• _TEXTO PARA ANALIZAR_:
# # #

Los modos de la lectura


2. La lectura vertical


Uno de los modos más curiosos de lectura, (de lectura profesional, se decía hace algunos años, aunque tengo la impresión de que su difusión ha decaído en la actualidad) es el de la lectura rápida, método mediante el cual el lector, con entrenamiento y esfuerzo, amplía paulatinamente su campo visual, que se expande desde un teórico eje vertical en el centro de la página hacia los márgenes de la misma. El secreto consiste en no mover los ojos, mucho menos la cabeza, y abarcar espacios enteros de lectura que, se supone, la mente procesa en el modo correcto. Método, según sus valedores, practicado por brillantes políticos, de antaño siempre, que permite leer informes y más informes en escaso tiempo con un considerable ahorro de tiempo y una considerable dosis de eficacia añadida.

No quiero detenerme más tiempo en este tipo tan pintoresco de lectura, que cada cual extraiga sus propias conclusiones, pero sí me hace pensar en otra lectura vertical (tal vez podría hablarse de lectura de retroalimentación), mucho más frecuente y también mucho más aconsejable y productiva. Me refiero a la de quien vuelve sobre sus pasos, a la del lector que con frecuencia repasa una página o un párrafo o que busca más arriba incluso a veces una sola palabra; que de manera espontánea establece y comprueba el funcionamiento de lo que los teóricos llaman el circuito texto-lector. Pese a que la terminología sea contemporánea, ya Petrarca, a decir de Cavallo o de Manguel, reflexiona al respecto en uno de sus diálogos y concluye, con la ayuda de Agustín que en el fondo no hay por qué aceptar todo lo que el libro nos proponga, sino que podemos también elaborarlo con nuestro conocimiento y disposición personal, para utilizarlo así cuando llegue la ocasión oportuna, como si el lector pudiera ser un segundo autor, podríamos añadir. Porque siglos más tarde, en efecto, hablaremos de ese mencionado autor-lector que puede cerrar de manera distinta e insospechada el circuito narrativo. La primera gran intuición al respecto, más o menos esbozada, está presente ya en Francesco Petrarca.

# # #

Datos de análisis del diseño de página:
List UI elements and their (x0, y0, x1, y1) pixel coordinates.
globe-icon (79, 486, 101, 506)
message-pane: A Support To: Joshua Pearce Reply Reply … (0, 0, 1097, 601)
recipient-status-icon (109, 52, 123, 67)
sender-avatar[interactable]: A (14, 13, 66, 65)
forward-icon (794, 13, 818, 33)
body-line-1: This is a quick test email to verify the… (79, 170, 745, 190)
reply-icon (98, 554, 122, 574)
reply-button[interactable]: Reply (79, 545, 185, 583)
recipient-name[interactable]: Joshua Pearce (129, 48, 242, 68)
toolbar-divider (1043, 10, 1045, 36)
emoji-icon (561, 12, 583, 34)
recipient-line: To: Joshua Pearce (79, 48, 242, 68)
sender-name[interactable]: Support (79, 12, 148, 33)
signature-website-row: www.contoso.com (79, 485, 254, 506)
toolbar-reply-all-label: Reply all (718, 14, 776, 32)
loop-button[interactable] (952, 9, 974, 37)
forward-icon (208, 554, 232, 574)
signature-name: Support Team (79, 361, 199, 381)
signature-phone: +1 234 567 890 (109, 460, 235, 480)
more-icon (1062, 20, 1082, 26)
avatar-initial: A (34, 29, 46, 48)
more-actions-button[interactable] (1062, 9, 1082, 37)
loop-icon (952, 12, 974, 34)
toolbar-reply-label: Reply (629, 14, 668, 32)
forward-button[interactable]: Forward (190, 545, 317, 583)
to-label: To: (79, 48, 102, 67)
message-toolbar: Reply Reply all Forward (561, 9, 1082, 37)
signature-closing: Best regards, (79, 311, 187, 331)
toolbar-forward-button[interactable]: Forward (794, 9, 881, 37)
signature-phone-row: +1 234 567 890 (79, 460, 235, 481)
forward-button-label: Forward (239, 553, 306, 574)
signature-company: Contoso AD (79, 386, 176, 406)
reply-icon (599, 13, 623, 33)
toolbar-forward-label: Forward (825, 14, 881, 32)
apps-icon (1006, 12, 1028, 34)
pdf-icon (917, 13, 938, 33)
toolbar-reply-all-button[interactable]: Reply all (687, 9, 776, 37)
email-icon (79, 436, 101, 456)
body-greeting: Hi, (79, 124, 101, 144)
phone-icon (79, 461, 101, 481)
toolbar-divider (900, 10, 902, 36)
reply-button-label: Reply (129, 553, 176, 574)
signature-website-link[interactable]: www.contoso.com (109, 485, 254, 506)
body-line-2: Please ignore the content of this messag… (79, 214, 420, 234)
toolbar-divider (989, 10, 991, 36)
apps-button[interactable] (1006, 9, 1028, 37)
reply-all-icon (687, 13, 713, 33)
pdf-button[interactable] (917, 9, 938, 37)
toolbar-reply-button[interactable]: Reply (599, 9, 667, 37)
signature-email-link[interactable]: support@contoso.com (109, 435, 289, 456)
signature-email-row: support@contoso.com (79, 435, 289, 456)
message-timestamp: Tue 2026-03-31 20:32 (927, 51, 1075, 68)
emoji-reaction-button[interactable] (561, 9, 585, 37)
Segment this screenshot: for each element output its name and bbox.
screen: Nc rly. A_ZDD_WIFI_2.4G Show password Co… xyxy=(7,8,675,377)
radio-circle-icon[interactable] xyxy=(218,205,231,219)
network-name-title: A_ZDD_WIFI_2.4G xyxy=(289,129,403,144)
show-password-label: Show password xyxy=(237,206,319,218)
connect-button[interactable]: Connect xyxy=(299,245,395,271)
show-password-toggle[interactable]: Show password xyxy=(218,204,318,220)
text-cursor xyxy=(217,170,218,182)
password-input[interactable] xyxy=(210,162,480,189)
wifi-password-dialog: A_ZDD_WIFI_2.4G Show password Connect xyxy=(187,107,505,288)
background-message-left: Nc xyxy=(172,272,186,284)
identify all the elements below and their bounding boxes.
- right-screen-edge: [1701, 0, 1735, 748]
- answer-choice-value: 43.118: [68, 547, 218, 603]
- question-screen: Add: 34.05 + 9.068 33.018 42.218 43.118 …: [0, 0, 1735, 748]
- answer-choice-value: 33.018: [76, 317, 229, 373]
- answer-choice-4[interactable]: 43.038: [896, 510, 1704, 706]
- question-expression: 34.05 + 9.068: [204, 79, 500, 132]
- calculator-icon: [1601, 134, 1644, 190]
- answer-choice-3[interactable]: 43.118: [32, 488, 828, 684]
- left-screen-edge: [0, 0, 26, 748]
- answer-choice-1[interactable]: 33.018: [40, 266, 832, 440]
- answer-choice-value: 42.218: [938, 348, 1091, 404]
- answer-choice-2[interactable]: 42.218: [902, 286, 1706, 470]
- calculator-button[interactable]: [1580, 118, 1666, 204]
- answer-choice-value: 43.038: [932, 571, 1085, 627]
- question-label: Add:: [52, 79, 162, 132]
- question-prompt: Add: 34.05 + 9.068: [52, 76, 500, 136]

# # #

• _COMPLETA LO SIGUIENTE_:
1. Según el texto sobre la lectura vertical, ¿en qué consiste el secreto de la lectura rápida?
2. Por favor, devuelve sin ningún cambio el fragmento del texto sobre la lectura vertical que empieza en las palabras "Los modos de" y termina después de "de eficacia añadida.".

• _RESPUESTAS POR TAREA_:
1. En no mover los ojos, mucho menos la cabeza, y abarcar espacios enteros de lectura que, se supone, la mente procesa en el modo correcto.

2.
Los modos de la lectura


2. La lectura vertical


Uno de los modos más curiosos de lectura, (de lectura profesional, se decía hace algunos años, aunque tengo la impresión de que su difusión ha decaído en la actualidad) es el de la lectura rápida, método mediante el cual el lector, con entrenamiento y esfuerzo, amplía paulatinamente su campo visual, que se expande desde un teórico eje vertical en el centro de la página hacia los márgenes de la misma. El secreto consiste en no mover los ojos, mucho menos la cabeza, y abarcar espacios enteros de lectura que, se supone, la mente procesa en el modo correcto. Método, según sus valedores, practicado por brillantes políticos, de antaño siempre, que permite leer informes y más informes en escaso tiempo con un considerable ahorro de tiempo y una considerable dosis de eficacia añadida.